TASK TO COMPLETE: Check each line below for the word "this", and copy those that have it.

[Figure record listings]
_ _ _

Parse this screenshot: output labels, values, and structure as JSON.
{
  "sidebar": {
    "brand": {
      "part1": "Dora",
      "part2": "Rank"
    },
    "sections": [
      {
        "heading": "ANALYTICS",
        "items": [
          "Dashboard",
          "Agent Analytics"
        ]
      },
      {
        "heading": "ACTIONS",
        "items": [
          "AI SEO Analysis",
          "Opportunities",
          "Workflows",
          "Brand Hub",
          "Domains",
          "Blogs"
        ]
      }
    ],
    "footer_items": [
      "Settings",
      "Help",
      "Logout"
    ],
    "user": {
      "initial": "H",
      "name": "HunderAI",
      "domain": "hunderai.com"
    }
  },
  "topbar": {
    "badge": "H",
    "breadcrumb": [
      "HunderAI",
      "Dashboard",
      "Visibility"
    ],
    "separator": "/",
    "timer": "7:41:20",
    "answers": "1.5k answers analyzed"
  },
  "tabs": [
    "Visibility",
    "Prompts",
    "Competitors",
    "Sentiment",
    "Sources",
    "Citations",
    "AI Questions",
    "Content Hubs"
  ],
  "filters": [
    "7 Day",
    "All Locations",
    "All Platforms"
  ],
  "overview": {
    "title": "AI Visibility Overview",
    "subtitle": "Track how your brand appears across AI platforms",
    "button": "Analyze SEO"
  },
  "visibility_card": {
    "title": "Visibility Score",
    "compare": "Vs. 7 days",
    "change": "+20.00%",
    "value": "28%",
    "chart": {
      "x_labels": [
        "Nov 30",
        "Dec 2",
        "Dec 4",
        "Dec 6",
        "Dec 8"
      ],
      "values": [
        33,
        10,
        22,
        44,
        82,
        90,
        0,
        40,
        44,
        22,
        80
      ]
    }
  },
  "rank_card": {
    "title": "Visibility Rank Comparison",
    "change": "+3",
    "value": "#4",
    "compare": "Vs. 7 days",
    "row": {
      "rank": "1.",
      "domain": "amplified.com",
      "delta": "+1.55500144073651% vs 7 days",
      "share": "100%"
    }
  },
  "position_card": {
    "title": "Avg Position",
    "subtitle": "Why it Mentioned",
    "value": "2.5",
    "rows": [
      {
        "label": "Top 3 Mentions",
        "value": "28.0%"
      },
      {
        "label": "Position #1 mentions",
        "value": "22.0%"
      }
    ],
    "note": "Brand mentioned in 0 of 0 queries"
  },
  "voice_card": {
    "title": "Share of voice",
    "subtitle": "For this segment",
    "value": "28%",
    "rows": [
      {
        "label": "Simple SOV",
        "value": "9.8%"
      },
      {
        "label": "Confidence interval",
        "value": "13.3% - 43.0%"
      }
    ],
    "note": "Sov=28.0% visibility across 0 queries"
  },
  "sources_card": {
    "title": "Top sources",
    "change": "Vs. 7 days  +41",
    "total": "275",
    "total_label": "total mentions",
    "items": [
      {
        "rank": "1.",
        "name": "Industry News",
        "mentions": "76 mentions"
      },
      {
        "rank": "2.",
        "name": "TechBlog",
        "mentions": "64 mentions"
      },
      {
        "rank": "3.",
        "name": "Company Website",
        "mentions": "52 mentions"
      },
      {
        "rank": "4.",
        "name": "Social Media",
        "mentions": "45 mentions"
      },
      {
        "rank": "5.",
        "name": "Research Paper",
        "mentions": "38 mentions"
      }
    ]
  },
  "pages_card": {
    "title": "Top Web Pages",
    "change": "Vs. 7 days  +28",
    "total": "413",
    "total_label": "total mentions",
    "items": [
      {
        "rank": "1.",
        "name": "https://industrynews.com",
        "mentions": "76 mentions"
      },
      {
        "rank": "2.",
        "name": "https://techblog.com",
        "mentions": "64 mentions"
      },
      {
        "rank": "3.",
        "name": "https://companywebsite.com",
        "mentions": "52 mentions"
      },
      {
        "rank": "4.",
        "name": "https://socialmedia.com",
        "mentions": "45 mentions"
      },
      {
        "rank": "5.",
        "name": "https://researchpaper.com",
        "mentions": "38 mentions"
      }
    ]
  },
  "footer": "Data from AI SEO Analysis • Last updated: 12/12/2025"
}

_ _ _

EXERCISE ANSWER:
Parse this screenshot: output labels, values, and structure as JSON.
    "subtitle": "For this segment",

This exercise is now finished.